JOB 1:
Reproduce the passage of the silica aerogel composite abstract starting at "and hot (150" and ending at "for industrial applications.", replacing "stains" with "soiling".

EXCERPT PROVIDED:
┌──
Here, we developed silica aerogel/poly(vinyl alcohol)
(PSG) composites
by dispersing silica aerogel (SA) particles in poly(vinyl alcohol)
(PVA) aqueous solution containing glass fibers (GF) and then experiencing
directional freezing, freezing–drying, and thermal cross-linking
processes. The microstructure, mechanical, thermal, flame retardancy,
and hydrophobicity of the composites were investigated. The results
show that SA and GF are uniformly distributed in the anisotropic PVA
network and SA nanopores are preserved, forming a multistage pore
structure with interwoven micrometer-scale PVA and nanoscale SA. The
thermal cross-linking at 180 °C results in the obvious reduction
of the −OH groups and the production of the −C–O–C
group. The composites exhibit excellent mechanical strength under
multiple compressive cycles and maintain structural integrity under
high pressure (75000 times its own weight). With the low thermal conductivity
(35.63 mW/(m·K)) and low density (0.131 g/cm3), the
composites show excellent thermal insulation on cold (−75 °C)
and hot (150 °C) plates. The composites possess flame retarding
properties, with an HRR of 146.48 kW/m2. The water contact
angle of up to 135° allows the composites to easily resist stains.
This study provides a purely green method to prepare PVA composites
with thermal insulation, flame retardant, and hydrophobic properties
for industrial applications.
└──
JOB 2:
List every line of the entries below that contains the string "support".

STORED RECORDS:
┌──
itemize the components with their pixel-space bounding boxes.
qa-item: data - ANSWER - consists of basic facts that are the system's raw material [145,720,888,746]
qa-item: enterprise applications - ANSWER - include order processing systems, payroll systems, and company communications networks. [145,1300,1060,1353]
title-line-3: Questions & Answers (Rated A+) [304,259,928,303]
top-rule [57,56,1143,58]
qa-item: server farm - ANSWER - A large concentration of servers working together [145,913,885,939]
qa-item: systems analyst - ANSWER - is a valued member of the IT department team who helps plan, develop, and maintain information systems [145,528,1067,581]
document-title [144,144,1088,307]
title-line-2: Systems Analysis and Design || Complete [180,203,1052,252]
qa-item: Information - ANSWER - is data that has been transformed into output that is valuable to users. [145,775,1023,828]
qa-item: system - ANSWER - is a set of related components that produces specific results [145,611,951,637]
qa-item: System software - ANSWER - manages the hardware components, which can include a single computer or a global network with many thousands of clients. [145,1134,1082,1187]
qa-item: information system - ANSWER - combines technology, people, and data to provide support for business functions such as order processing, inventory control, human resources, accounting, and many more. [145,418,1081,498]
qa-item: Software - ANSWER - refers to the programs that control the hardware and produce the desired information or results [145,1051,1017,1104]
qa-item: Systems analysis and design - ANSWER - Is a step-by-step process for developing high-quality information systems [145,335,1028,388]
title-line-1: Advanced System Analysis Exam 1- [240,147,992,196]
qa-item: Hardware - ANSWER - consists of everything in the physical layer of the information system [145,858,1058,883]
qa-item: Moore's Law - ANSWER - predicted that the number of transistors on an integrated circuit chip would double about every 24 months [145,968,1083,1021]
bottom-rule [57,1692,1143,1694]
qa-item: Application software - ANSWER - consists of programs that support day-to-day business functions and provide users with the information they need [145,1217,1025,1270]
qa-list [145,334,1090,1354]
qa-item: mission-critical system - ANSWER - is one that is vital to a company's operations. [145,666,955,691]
└──
PROBLEM SOLUTION 1:
and hot (150 °C) plates. The composites possess flame retarding
properties, with an HRR of 146.48 kW/m2. The water contact
angle of up to 135° allows the composites to easily resist soiling.
This study provides a purely green method to prepare PVA composites
with thermal insulation, flame retardant, and hydrophobic properties
for industrial applications.

PROBLEM SOLUTION 2:
qa-item: information system - ANSWER - combines technology, people, and data to provide support for business functions such as order processing, inventory control, human resources, accounting, and many more. [145,418,1081,498]
qa-item: Application software - ANSWER - consists of programs that support day-to-day business functions and provide users with the information they need [145,1217,1025,1270]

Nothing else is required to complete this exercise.